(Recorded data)
***

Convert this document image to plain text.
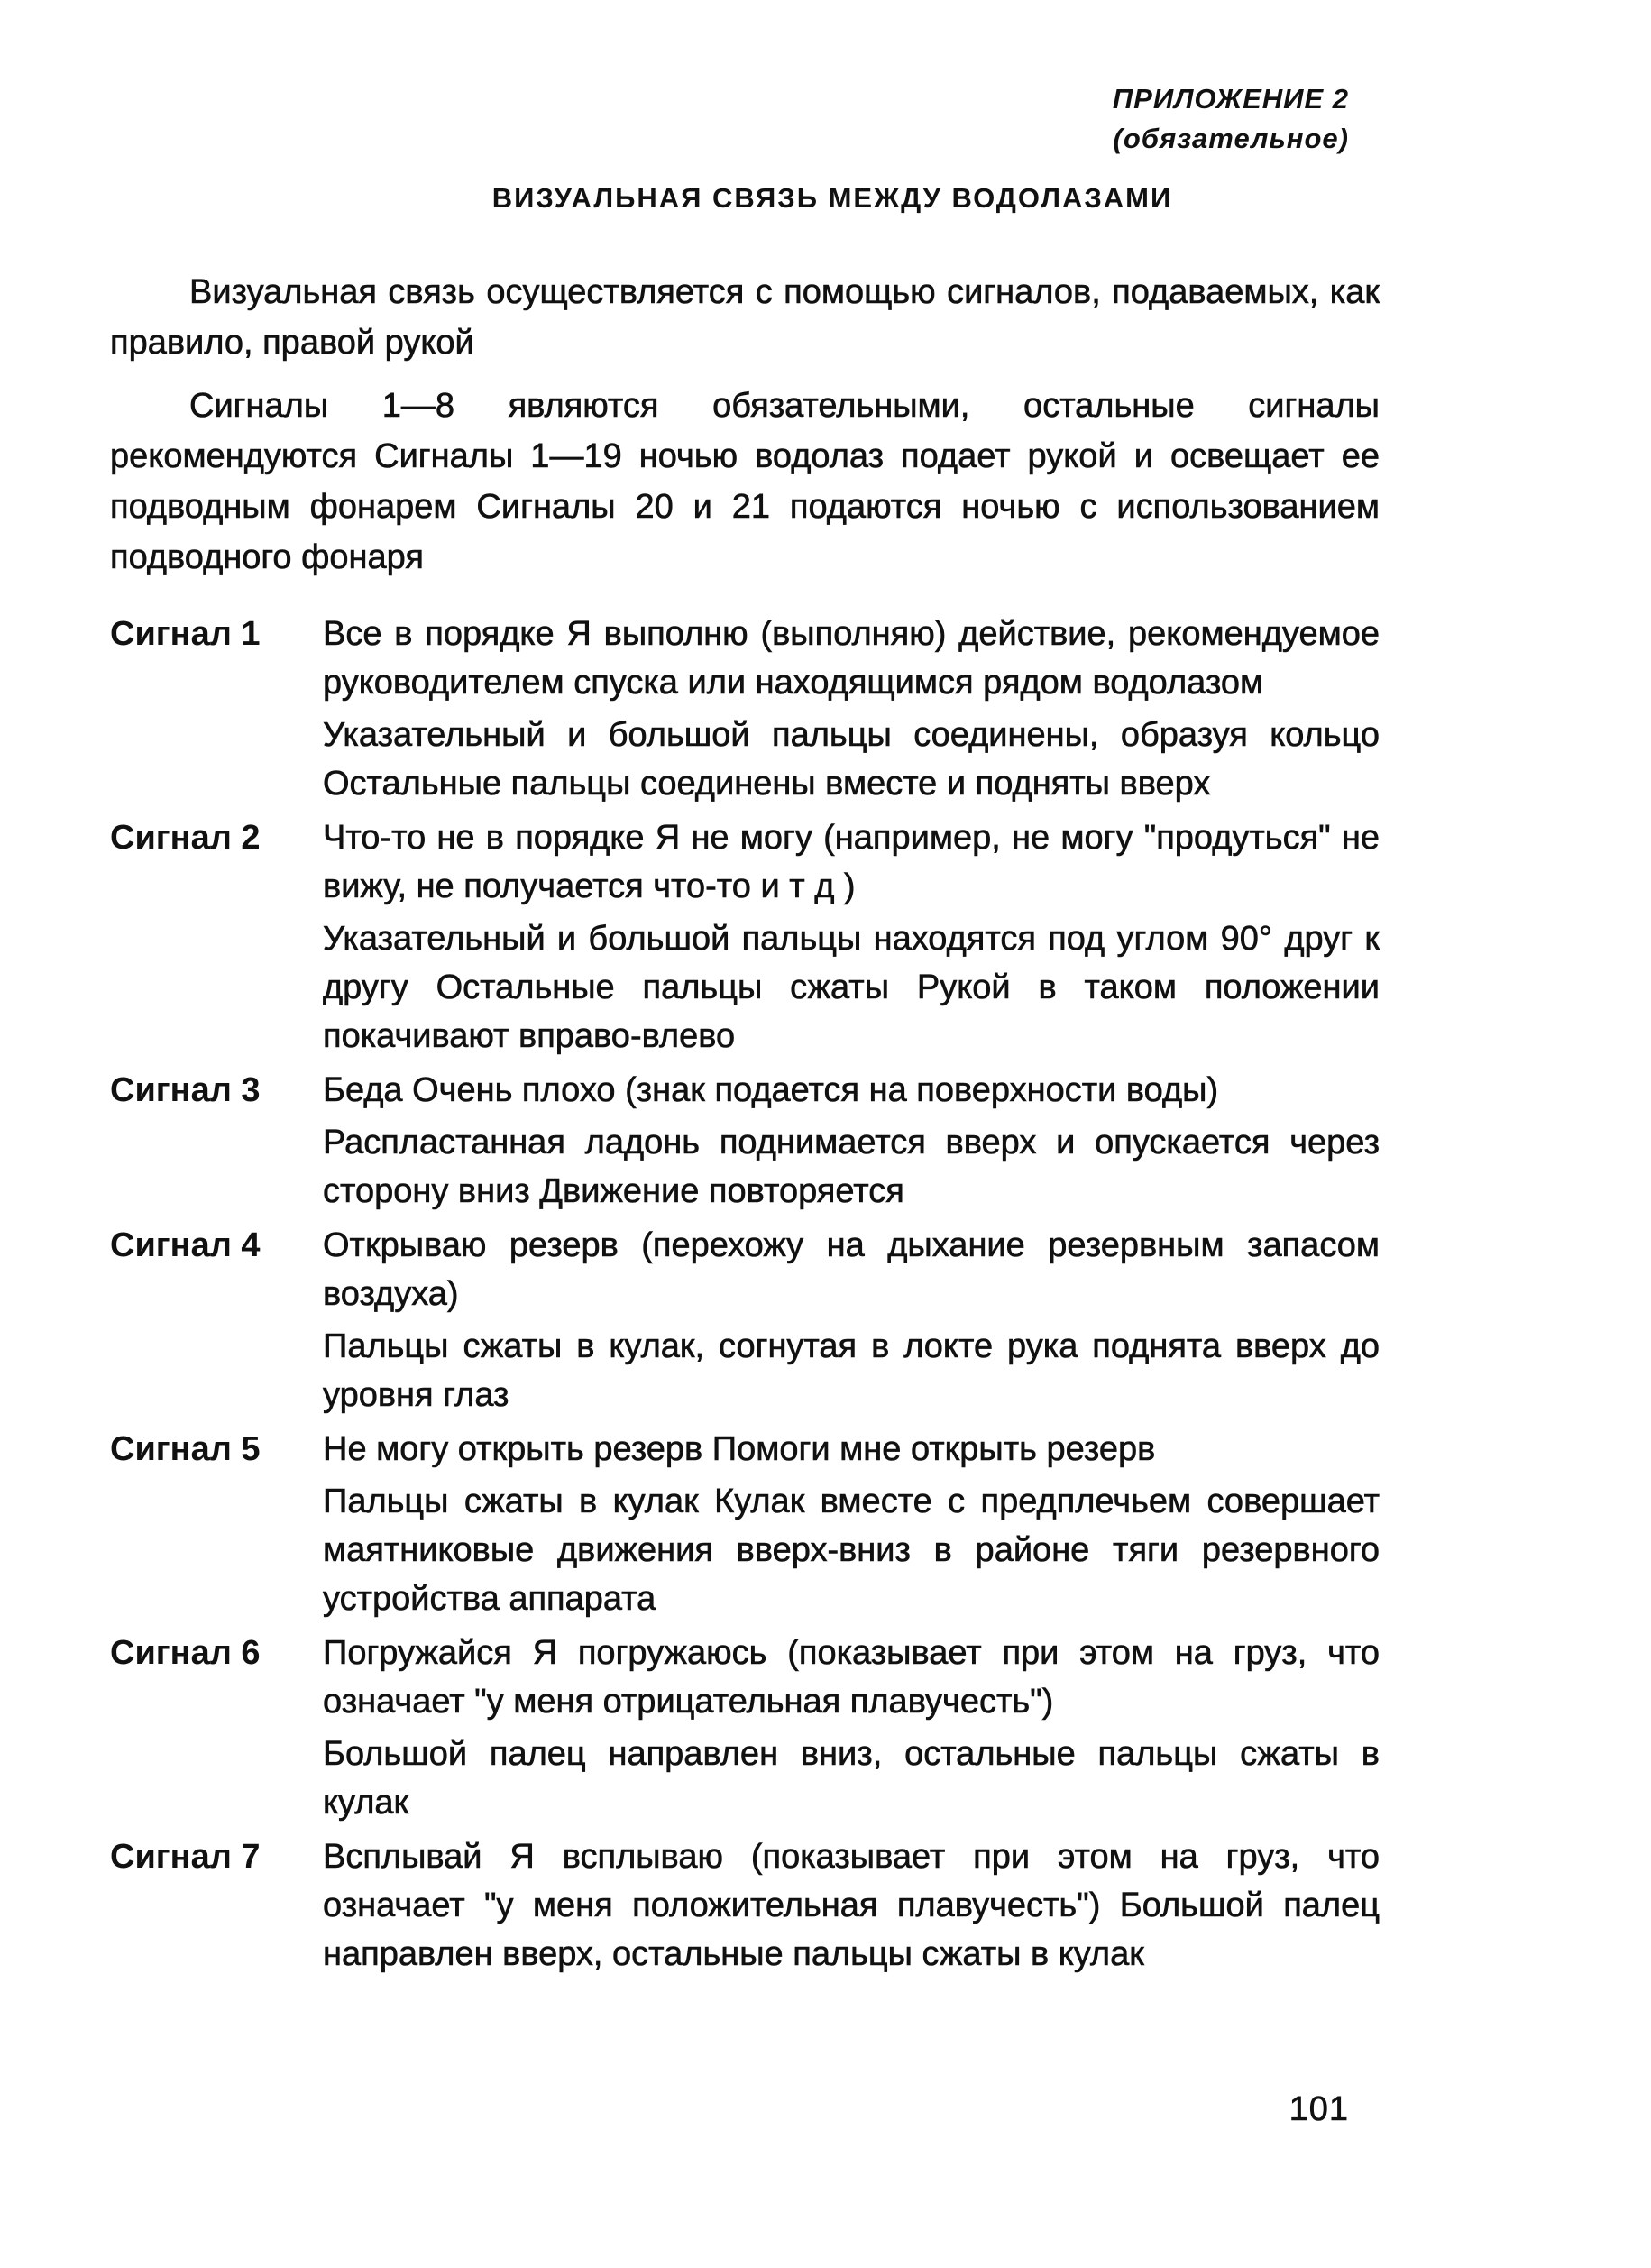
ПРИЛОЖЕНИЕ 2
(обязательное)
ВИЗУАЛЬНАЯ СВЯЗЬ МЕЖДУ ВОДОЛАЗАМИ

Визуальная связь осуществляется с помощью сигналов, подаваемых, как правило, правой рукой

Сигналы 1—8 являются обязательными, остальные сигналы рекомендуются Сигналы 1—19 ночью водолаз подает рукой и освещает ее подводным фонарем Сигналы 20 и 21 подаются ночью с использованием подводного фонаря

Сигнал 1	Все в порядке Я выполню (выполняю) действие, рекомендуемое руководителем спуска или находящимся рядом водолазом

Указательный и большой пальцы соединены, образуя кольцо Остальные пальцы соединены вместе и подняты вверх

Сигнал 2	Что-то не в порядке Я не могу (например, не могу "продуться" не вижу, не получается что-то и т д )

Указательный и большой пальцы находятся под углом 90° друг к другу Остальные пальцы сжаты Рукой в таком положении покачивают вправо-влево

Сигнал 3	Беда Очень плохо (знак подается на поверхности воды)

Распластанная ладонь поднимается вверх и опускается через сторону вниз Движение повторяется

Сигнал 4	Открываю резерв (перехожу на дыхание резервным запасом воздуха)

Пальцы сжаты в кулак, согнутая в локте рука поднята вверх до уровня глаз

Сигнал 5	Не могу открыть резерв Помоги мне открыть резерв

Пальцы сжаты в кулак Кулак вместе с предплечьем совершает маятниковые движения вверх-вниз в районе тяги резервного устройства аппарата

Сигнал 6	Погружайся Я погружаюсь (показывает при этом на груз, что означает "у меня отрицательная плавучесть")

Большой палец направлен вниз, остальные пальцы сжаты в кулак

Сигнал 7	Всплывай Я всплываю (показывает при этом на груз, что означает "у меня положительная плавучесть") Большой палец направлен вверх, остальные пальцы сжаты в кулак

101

***

# [REQUEST]
Identify and extract each line of the listing that contains "вместе".

# [RESULT OF THE TASK]
Указательный и большой пальцы соединены, образуя кольцо Остальные пальцы соединены вместе и подняты вверх
Пальцы сжаты в кулак Кулак вместе с предплечьем совершает маятниковые движения вверх-вниз в районе тяги резервного устройства аппарата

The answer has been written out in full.